List each line holding the string "handle".

"""

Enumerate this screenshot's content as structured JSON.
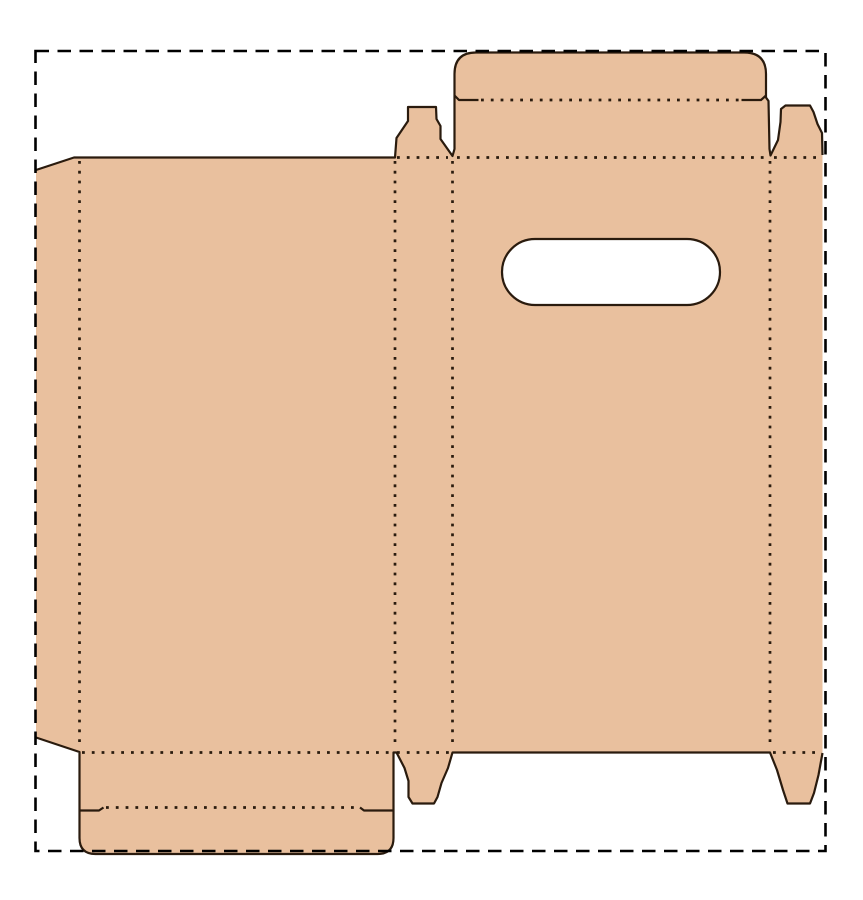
{
  "title": "Carton box dieline template with handle cutout",
  "canvas": {
    "width": 863,
    "height": 900
  },
  "colors": {
    "background": "#ffffff",
    "board_fill": "#e9c09e",
    "cut_line": "#2a1b0e",
    "fold_line": "#2a1b0e",
    "border_line": "#000000",
    "hole_fill": "#ffffff"
  },
  "dieline": {
    "line_legend": {
      "solid": "cut line",
      "dotted": "fold / crease line",
      "dashed": "outer bleed boundary"
    },
    "parts": [
      "outer-bleed-border",
      "glue-flap",
      "back-panel",
      "side-panel-left",
      "front-panel",
      "side-panel-right",
      "top-lid-flap",
      "lid-lip-fold",
      "dust-flap-top-left",
      "dust-flap-top-right",
      "bottom-lid-flap",
      "bottom-lip-fold",
      "dust-flap-bottom-left",
      "dust-flap-bottom-right",
      "handle-cutout"
    ]
  }
}
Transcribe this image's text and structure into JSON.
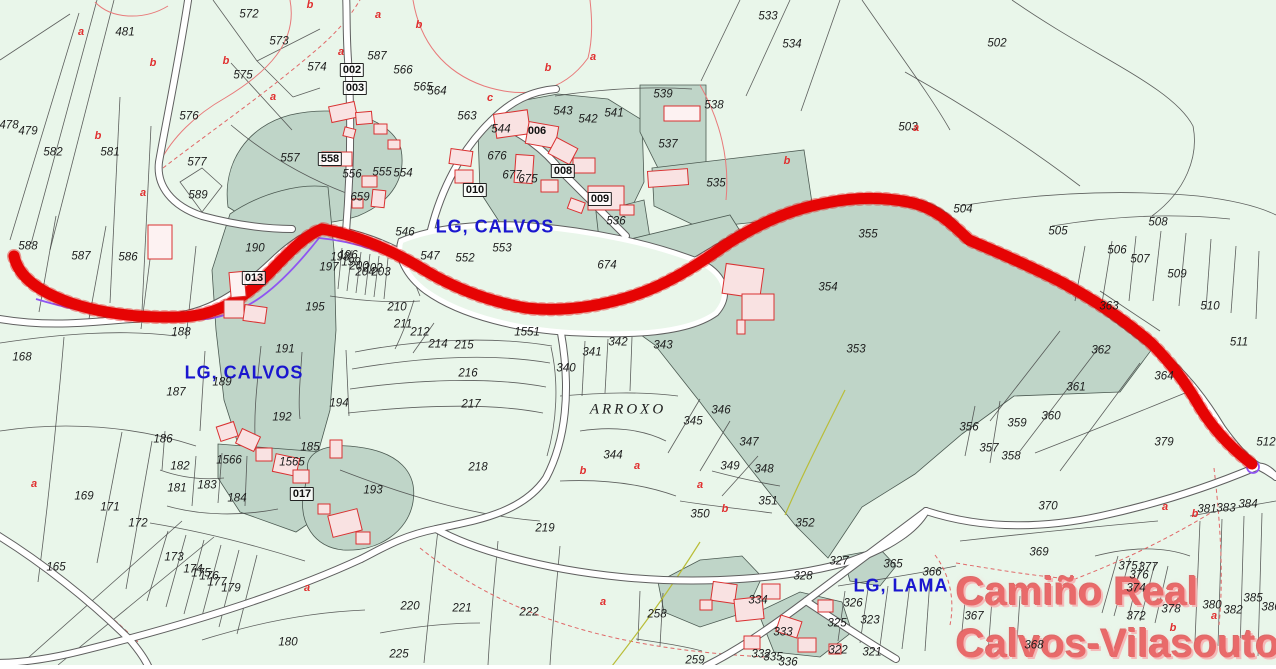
{
  "map": {
    "colors": {
      "background": "#e9f6ea",
      "parcel_dark": "#bfd5c8",
      "route_red": "#e60404",
      "gps_track_purple": "#8f55f2",
      "road_fill": "#ffffff",
      "parcel_label": "#1d1d1d",
      "subparcel_letter": "#e03030",
      "place_label_blue": "#1a16cf",
      "title_pink": "#e96a6a",
      "building_fill": "#f9e2e2",
      "building_stroke": "#d93131"
    },
    "place_labels": [
      {
        "text": "LG, CALVOS",
        "x": 495,
        "y": 227
      },
      {
        "text": "LG, CALVOS",
        "x": 244,
        "y": 373
      },
      {
        "text": "LG, LAMA",
        "x": 901,
        "y": 586
      }
    ],
    "area_label": {
      "text": "ARROXO",
      "x": 628,
      "y": 410
    },
    "title_overlay": {
      "line1": "Camiño Real",
      "line2": "Calvos-Vilasouto"
    },
    "parcel_labels": [
      {
        "t": "481",
        "x": 125,
        "y": 33
      },
      {
        "t": "572",
        "x": 249,
        "y": 15
      },
      {
        "t": "573",
        "x": 279,
        "y": 42
      },
      {
        "t": "575",
        "x": 243,
        "y": 76
      },
      {
        "t": "576",
        "x": 189,
        "y": 117
      },
      {
        "t": "577",
        "x": 197,
        "y": 163
      },
      {
        "t": "478",
        "x": 9,
        "y": 126
      },
      {
        "t": "479",
        "x": 28,
        "y": 132
      },
      {
        "t": "582",
        "x": 53,
        "y": 153
      },
      {
        "t": "581",
        "x": 110,
        "y": 153
      },
      {
        "t": "557",
        "x": 290,
        "y": 159
      },
      {
        "t": "587",
        "x": 377,
        "y": 57
      },
      {
        "t": "574",
        "x": 317,
        "y": 68
      },
      {
        "t": "566",
        "x": 403,
        "y": 71
      },
      {
        "t": "565",
        "x": 423,
        "y": 88
      },
      {
        "t": "564",
        "x": 437,
        "y": 92
      },
      {
        "t": "563",
        "x": 467,
        "y": 117
      },
      {
        "t": "544",
        "x": 501,
        "y": 130
      },
      {
        "t": "543",
        "x": 563,
        "y": 112
      },
      {
        "t": "542",
        "x": 588,
        "y": 120
      },
      {
        "t": "541",
        "x": 614,
        "y": 114
      },
      {
        "t": "539",
        "x": 663,
        "y": 95
      },
      {
        "t": "538",
        "x": 714,
        "y": 106
      },
      {
        "t": "537",
        "x": 668,
        "y": 145
      },
      {
        "t": "533",
        "x": 768,
        "y": 17
      },
      {
        "t": "534",
        "x": 792,
        "y": 45
      },
      {
        "t": "503",
        "x": 908,
        "y": 128
      },
      {
        "t": "502",
        "x": 997,
        "y": 44
      },
      {
        "t": "535",
        "x": 716,
        "y": 184
      },
      {
        "t": "536",
        "x": 616,
        "y": 222
      },
      {
        "t": "556",
        "x": 352,
        "y": 175
      },
      {
        "t": "555",
        "x": 382,
        "y": 173
      },
      {
        "t": "554",
        "x": 403,
        "y": 174
      },
      {
        "t": "659",
        "x": 360,
        "y": 198
      },
      {
        "t": "676",
        "x": 497,
        "y": 157
      },
      {
        "t": "677",
        "x": 512,
        "y": 176
      },
      {
        "t": "675",
        "x": 528,
        "y": 180
      },
      {
        "t": "546",
        "x": 405,
        "y": 233
      },
      {
        "t": "547",
        "x": 430,
        "y": 257
      },
      {
        "t": "552",
        "x": 465,
        "y": 259
      },
      {
        "t": "553",
        "x": 502,
        "y": 249
      },
      {
        "t": "674",
        "x": 607,
        "y": 266
      },
      {
        "t": "588",
        "x": 28,
        "y": 247
      },
      {
        "t": "587",
        "x": 81,
        "y": 257
      },
      {
        "t": "586",
        "x": 128,
        "y": 258
      },
      {
        "t": "589",
        "x": 198,
        "y": 196
      },
      {
        "t": "190",
        "x": 255,
        "y": 249
      },
      {
        "t": "188",
        "x": 181,
        "y": 333
      },
      {
        "t": "196",
        "x": 348,
        "y": 256
      },
      {
        "t": "197",
        "x": 329,
        "y": 268
      },
      {
        "t": "198",
        "x": 340,
        "y": 258
      },
      {
        "t": "199",
        "x": 351,
        "y": 263
      },
      {
        "t": "200",
        "x": 359,
        "y": 267
      },
      {
        "t": "204",
        "x": 365,
        "y": 273
      },
      {
        "t": "202",
        "x": 373,
        "y": 269
      },
      {
        "t": "203",
        "x": 381,
        "y": 273
      },
      {
        "t": "195",
        "x": 315,
        "y": 308
      },
      {
        "t": "210",
        "x": 397,
        "y": 308
      },
      {
        "t": "211",
        "x": 403,
        "y": 325
      },
      {
        "t": "212",
        "x": 420,
        "y": 333
      },
      {
        "t": "1551",
        "x": 527,
        "y": 333
      },
      {
        "t": "214",
        "x": 438,
        "y": 345
      },
      {
        "t": "215",
        "x": 464,
        "y": 346
      },
      {
        "t": "216",
        "x": 468,
        "y": 374
      },
      {
        "t": "217",
        "x": 471,
        "y": 405
      },
      {
        "t": "218",
        "x": 478,
        "y": 468
      },
      {
        "t": "194",
        "x": 339,
        "y": 404
      },
      {
        "t": "193",
        "x": 373,
        "y": 491
      },
      {
        "t": "168",
        "x": 22,
        "y": 358
      },
      {
        "t": "187",
        "x": 176,
        "y": 393
      },
      {
        "t": "189",
        "x": 222,
        "y": 383
      },
      {
        "t": "191",
        "x": 285,
        "y": 350
      },
      {
        "t": "192",
        "x": 282,
        "y": 418
      },
      {
        "t": "185",
        "x": 310,
        "y": 448
      },
      {
        "t": "186",
        "x": 163,
        "y": 440
      },
      {
        "t": "182",
        "x": 180,
        "y": 467
      },
      {
        "t": "181",
        "x": 177,
        "y": 489
      },
      {
        "t": "183",
        "x": 207,
        "y": 486
      },
      {
        "t": "184",
        "x": 237,
        "y": 499
      },
      {
        "t": "1566",
        "x": 229,
        "y": 461
      },
      {
        "t": "1565",
        "x": 292,
        "y": 463
      },
      {
        "t": "169",
        "x": 84,
        "y": 497
      },
      {
        "t": "171",
        "x": 110,
        "y": 508
      },
      {
        "t": "172",
        "x": 138,
        "y": 524
      },
      {
        "t": "165",
        "x": 56,
        "y": 568
      },
      {
        "t": "173",
        "x": 174,
        "y": 558
      },
      {
        "t": "174",
        "x": 193,
        "y": 570
      },
      {
        "t": "175",
        "x": 201,
        "y": 574
      },
      {
        "t": "176",
        "x": 209,
        "y": 577
      },
      {
        "t": "177",
        "x": 217,
        "y": 583
      },
      {
        "t": "179",
        "x": 231,
        "y": 589
      },
      {
        "t": "180",
        "x": 288,
        "y": 643
      },
      {
        "t": "219",
        "x": 545,
        "y": 529
      },
      {
        "t": "220",
        "x": 410,
        "y": 607
      },
      {
        "t": "221",
        "x": 462,
        "y": 609
      },
      {
        "t": "222",
        "x": 529,
        "y": 613
      },
      {
        "t": "225",
        "x": 399,
        "y": 655
      },
      {
        "t": "340",
        "x": 566,
        "y": 369
      },
      {
        "t": "341",
        "x": 592,
        "y": 353
      },
      {
        "t": "342",
        "x": 618,
        "y": 343
      },
      {
        "t": "343",
        "x": 663,
        "y": 346
      },
      {
        "t": "344",
        "x": 613,
        "y": 456
      },
      {
        "t": "345",
        "x": 693,
        "y": 422
      },
      {
        "t": "346",
        "x": 721,
        "y": 411
      },
      {
        "t": "347",
        "x": 749,
        "y": 443
      },
      {
        "t": "348",
        "x": 764,
        "y": 470
      },
      {
        "t": "349",
        "x": 730,
        "y": 467
      },
      {
        "t": "350",
        "x": 700,
        "y": 515
      },
      {
        "t": "351",
        "x": 768,
        "y": 502
      },
      {
        "t": "352",
        "x": 805,
        "y": 524
      },
      {
        "t": "353",
        "x": 856,
        "y": 350
      },
      {
        "t": "354",
        "x": 828,
        "y": 288
      },
      {
        "t": "355",
        "x": 868,
        "y": 235
      },
      {
        "t": "504",
        "x": 963,
        "y": 210
      },
      {
        "t": "505",
        "x": 1058,
        "y": 232
      },
      {
        "t": "506",
        "x": 1117,
        "y": 251
      },
      {
        "t": "507",
        "x": 1140,
        "y": 260
      },
      {
        "t": "508",
        "x": 1158,
        "y": 223
      },
      {
        "t": "509",
        "x": 1177,
        "y": 275
      },
      {
        "t": "510",
        "x": 1210,
        "y": 307
      },
      {
        "t": "511",
        "x": 1239,
        "y": 343
      },
      {
        "t": "512",
        "x": 1266,
        "y": 443
      },
      {
        "t": "363",
        "x": 1109,
        "y": 307
      },
      {
        "t": "364",
        "x": 1164,
        "y": 377
      },
      {
        "t": "379",
        "x": 1164,
        "y": 443
      },
      {
        "t": "362",
        "x": 1101,
        "y": 351
      },
      {
        "t": "361",
        "x": 1076,
        "y": 388
      },
      {
        "t": "360",
        "x": 1051,
        "y": 417
      },
      {
        "t": "359",
        "x": 1017,
        "y": 424
      },
      {
        "t": "356",
        "x": 969,
        "y": 428
      },
      {
        "t": "357",
        "x": 989,
        "y": 449
      },
      {
        "t": "358",
        "x": 1011,
        "y": 457
      },
      {
        "t": "370",
        "x": 1048,
        "y": 507
      },
      {
        "t": "369",
        "x": 1039,
        "y": 553
      },
      {
        "t": "258",
        "x": 657,
        "y": 615
      },
      {
        "t": "259",
        "x": 695,
        "y": 661
      },
      {
        "t": "327",
        "x": 839,
        "y": 562
      },
      {
        "t": "328",
        "x": 803,
        "y": 577
      },
      {
        "t": "365",
        "x": 893,
        "y": 565
      },
      {
        "t": "366",
        "x": 932,
        "y": 573
      },
      {
        "t": "326",
        "x": 853,
        "y": 604
      },
      {
        "t": "323",
        "x": 870,
        "y": 621
      },
      {
        "t": "325",
        "x": 837,
        "y": 624
      },
      {
        "t": "322",
        "x": 838,
        "y": 651
      },
      {
        "t": "321",
        "x": 872,
        "y": 653
      },
      {
        "t": "334",
        "x": 758,
        "y": 601
      },
      {
        "t": "333",
        "x": 783,
        "y": 633
      },
      {
        "t": "332",
        "x": 761,
        "y": 655
      },
      {
        "t": "335",
        "x": 773,
        "y": 658
      },
      {
        "t": "336",
        "x": 788,
        "y": 663
      },
      {
        "t": "367",
        "x": 974,
        "y": 617
      },
      {
        "t": "368",
        "x": 1034,
        "y": 646
      },
      {
        "t": "375",
        "x": 1128,
        "y": 567
      },
      {
        "t": "377",
        "x": 1148,
        "y": 568
      },
      {
        "t": "376",
        "x": 1139,
        "y": 576
      },
      {
        "t": "374",
        "x": 1136,
        "y": 589
      },
      {
        "t": "378",
        "x": 1171,
        "y": 610
      },
      {
        "t": "372",
        "x": 1136,
        "y": 617
      },
      {
        "t": "380",
        "x": 1212,
        "y": 606
      },
      {
        "t": "382",
        "x": 1233,
        "y": 611
      },
      {
        "t": "385",
        "x": 1253,
        "y": 599
      },
      {
        "t": "386",
        "x": 1271,
        "y": 608
      },
      {
        "t": "381",
        "x": 1207,
        "y": 510
      },
      {
        "t": "383",
        "x": 1226,
        "y": 509
      },
      {
        "t": "384",
        "x": 1248,
        "y": 505
      }
    ],
    "building_labels": [
      {
        "t": "002",
        "x": 352,
        "y": 70
      },
      {
        "t": "003",
        "x": 355,
        "y": 88
      },
      {
        "t": "010",
        "x": 475,
        "y": 190
      },
      {
        "t": "008",
        "x": 563,
        "y": 171
      },
      {
        "t": "009",
        "x": 600,
        "y": 199
      },
      {
        "t": "013",
        "x": 254,
        "y": 278
      },
      {
        "t": "017",
        "x": 302,
        "y": 494
      },
      {
        "t": "558",
        "x": 330,
        "y": 159
      },
      {
        "t": "006",
        "x": 537,
        "y": 131,
        "boxed": false
      }
    ],
    "subparcel_letters": [
      {
        "t": "a",
        "x": 81,
        "y": 32
      },
      {
        "t": "b",
        "x": 153,
        "y": 63
      },
      {
        "t": "b",
        "x": 226,
        "y": 61
      },
      {
        "t": "a",
        "x": 273,
        "y": 97
      },
      {
        "t": "b",
        "x": 98,
        "y": 136
      },
      {
        "t": "b",
        "x": 310,
        "y": 5
      },
      {
        "t": "a",
        "x": 378,
        "y": 15
      },
      {
        "t": "b",
        "x": 419,
        "y": 25
      },
      {
        "t": "a",
        "x": 341,
        "y": 52
      },
      {
        "t": "b",
        "x": 548,
        "y": 68
      },
      {
        "t": "c",
        "x": 490,
        "y": 98
      },
      {
        "t": "a",
        "x": 593,
        "y": 57
      },
      {
        "t": "b",
        "x": 787,
        "y": 161
      },
      {
        "t": "a",
        "x": 916,
        "y": 128
      },
      {
        "t": "a",
        "x": 143,
        "y": 193
      },
      {
        "t": "a",
        "x": 34,
        "y": 484
      },
      {
        "t": "a",
        "x": 307,
        "y": 588
      },
      {
        "t": "b",
        "x": 583,
        "y": 471
      },
      {
        "t": "a",
        "x": 637,
        "y": 466
      },
      {
        "t": "a",
        "x": 700,
        "y": 485
      },
      {
        "t": "b",
        "x": 725,
        "y": 509
      },
      {
        "t": "a",
        "x": 603,
        "y": 602
      },
      {
        "t": "a",
        "x": 1165,
        "y": 507
      },
      {
        "t": "b",
        "x": 1195,
        "y": 514
      },
      {
        "t": "a",
        "x": 1214,
        "y": 616
      },
      {
        "t": "b",
        "x": 1173,
        "y": 628
      }
    ]
  }
}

"""

▶ **PROBLEM SOLUTION**
  "title": "Carton box dieline template with handle cutout",
      "handle-cutout"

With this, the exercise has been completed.